● **To do**:
Single out the lines that include the word "aussi". Copy them.

[Data listing]
* * * * *
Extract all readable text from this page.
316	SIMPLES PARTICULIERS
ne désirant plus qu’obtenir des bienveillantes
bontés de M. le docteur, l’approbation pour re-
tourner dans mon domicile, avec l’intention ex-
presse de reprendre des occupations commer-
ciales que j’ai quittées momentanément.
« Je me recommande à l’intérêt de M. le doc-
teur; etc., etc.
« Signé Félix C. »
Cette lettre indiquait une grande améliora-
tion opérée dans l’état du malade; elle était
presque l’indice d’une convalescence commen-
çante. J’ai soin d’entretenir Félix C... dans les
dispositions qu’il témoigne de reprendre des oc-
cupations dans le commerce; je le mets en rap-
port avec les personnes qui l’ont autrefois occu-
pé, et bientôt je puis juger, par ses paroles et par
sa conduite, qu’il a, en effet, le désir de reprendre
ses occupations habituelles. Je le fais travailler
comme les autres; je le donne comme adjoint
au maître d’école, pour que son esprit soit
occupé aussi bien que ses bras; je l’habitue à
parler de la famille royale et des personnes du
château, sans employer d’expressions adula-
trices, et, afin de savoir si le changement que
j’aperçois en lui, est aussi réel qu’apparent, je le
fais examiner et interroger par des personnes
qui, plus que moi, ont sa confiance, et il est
* * * * *
● **Answer for the task**:
occupé aussi bien que ses bras; je l’habitue à
j’aperçois en lui, est aussi réel qu’apparent, je le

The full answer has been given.